> Prompt: Select every line below containing the word "page".

> Record extracts:
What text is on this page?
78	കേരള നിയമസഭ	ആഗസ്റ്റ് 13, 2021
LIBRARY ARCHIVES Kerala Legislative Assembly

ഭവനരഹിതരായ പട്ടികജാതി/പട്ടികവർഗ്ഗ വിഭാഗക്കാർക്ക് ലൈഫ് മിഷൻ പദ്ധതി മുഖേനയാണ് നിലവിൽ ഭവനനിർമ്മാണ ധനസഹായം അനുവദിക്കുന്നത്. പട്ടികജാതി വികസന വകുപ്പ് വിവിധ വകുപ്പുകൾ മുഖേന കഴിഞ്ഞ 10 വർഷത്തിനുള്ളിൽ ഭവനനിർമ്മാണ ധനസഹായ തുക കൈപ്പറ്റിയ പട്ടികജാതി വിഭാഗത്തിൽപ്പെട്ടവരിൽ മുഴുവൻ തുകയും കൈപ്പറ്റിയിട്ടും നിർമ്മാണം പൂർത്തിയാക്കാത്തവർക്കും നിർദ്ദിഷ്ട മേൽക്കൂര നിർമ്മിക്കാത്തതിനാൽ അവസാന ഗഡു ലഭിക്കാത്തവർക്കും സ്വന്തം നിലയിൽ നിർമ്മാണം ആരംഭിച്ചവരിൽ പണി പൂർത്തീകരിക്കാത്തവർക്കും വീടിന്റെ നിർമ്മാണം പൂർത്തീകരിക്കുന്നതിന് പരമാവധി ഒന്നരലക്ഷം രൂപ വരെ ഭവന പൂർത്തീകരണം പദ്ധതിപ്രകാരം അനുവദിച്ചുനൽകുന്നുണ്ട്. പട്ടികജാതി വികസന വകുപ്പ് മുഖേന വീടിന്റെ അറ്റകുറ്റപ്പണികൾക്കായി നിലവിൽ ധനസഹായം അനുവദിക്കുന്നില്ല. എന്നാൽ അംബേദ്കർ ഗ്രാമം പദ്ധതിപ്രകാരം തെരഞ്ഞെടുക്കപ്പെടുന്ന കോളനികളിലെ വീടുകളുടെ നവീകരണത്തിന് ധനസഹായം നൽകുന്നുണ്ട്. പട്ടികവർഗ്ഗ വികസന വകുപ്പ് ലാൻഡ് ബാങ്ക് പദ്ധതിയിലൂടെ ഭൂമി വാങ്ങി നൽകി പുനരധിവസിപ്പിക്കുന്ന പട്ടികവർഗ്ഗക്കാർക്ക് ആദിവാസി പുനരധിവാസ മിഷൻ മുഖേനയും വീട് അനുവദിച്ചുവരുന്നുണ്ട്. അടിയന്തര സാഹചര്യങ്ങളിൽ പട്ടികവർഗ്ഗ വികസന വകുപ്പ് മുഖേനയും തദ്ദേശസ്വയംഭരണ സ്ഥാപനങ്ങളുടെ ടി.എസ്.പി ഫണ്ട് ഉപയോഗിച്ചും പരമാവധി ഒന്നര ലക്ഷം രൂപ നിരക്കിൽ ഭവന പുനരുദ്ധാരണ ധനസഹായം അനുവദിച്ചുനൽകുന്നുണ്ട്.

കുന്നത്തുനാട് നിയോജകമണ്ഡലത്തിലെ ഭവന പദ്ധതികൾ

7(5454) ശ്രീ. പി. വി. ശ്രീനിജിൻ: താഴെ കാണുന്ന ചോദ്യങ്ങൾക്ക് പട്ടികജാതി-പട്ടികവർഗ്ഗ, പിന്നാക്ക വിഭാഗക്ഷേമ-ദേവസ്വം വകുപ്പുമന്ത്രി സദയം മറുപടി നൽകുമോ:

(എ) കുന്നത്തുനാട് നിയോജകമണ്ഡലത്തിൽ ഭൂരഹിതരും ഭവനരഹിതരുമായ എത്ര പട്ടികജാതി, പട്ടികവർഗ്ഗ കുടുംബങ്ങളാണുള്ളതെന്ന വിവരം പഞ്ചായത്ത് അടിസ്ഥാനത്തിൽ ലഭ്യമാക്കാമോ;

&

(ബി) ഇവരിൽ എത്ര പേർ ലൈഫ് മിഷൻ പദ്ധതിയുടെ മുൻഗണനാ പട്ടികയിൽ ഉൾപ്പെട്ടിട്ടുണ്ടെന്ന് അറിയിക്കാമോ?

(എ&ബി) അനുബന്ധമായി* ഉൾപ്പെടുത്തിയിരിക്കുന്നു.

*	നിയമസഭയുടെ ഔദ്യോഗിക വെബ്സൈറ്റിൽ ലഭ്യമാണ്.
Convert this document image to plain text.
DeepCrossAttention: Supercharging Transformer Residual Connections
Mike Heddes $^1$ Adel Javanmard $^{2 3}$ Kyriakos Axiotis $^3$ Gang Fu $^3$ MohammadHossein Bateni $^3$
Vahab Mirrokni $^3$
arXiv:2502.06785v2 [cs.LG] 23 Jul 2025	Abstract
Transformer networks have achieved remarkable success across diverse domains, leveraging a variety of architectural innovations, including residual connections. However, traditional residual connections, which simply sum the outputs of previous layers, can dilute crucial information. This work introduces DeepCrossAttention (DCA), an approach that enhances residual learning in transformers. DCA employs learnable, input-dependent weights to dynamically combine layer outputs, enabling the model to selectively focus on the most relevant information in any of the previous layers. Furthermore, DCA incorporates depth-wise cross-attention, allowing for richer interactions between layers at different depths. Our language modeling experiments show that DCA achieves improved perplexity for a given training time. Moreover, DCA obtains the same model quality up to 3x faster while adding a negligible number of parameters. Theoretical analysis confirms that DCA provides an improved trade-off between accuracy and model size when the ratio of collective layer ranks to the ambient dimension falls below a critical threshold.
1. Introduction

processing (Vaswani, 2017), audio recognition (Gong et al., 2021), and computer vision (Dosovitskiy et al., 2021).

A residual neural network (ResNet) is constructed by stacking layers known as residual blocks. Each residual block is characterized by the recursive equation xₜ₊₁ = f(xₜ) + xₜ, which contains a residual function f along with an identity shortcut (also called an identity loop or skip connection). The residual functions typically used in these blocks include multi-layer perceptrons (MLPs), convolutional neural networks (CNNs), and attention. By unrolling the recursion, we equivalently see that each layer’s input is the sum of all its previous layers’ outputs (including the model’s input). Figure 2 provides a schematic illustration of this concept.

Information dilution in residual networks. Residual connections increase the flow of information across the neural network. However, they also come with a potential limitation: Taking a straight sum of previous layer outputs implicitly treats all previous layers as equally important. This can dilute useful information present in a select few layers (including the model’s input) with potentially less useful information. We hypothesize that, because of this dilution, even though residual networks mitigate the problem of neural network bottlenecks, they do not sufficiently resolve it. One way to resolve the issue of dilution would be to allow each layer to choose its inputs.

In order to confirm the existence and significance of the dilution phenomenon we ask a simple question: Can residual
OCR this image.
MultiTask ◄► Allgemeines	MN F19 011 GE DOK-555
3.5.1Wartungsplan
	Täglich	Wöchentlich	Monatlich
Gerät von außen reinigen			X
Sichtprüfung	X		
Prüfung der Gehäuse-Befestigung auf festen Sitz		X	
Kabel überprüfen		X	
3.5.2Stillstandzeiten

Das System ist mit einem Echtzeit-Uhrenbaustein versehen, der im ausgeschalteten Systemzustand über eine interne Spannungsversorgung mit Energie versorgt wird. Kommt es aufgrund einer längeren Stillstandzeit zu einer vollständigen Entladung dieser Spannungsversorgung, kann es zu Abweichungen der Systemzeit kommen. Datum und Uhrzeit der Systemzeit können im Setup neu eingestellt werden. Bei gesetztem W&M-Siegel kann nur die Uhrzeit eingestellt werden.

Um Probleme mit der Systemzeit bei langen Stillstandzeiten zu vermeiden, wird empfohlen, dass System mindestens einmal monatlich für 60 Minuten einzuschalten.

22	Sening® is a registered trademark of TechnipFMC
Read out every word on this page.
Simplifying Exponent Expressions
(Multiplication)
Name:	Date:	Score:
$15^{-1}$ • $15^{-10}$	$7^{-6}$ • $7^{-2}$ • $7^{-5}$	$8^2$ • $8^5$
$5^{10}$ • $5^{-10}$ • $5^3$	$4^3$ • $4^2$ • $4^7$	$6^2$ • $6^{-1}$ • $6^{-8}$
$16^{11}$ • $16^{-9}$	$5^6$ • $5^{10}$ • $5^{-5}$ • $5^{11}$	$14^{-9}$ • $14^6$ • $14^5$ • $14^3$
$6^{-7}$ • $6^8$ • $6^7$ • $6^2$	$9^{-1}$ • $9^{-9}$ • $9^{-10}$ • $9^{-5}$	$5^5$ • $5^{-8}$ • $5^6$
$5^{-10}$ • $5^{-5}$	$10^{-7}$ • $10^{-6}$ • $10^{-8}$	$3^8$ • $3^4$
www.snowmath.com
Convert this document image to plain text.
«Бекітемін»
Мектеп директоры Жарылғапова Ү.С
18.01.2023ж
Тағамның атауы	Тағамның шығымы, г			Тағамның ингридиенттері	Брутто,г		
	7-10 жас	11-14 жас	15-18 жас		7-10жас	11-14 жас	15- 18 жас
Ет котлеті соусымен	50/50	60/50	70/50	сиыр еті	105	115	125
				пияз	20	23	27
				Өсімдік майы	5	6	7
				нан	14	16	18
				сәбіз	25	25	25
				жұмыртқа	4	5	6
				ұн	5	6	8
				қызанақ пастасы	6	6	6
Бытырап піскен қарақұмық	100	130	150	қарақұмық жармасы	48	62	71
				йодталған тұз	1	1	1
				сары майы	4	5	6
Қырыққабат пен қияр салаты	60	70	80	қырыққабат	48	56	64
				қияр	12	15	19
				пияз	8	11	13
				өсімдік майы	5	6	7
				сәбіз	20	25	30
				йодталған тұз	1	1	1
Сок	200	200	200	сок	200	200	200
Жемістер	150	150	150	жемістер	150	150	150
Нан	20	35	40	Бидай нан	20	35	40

> Exercise result:
What text is on this page?
Read out every word on this page.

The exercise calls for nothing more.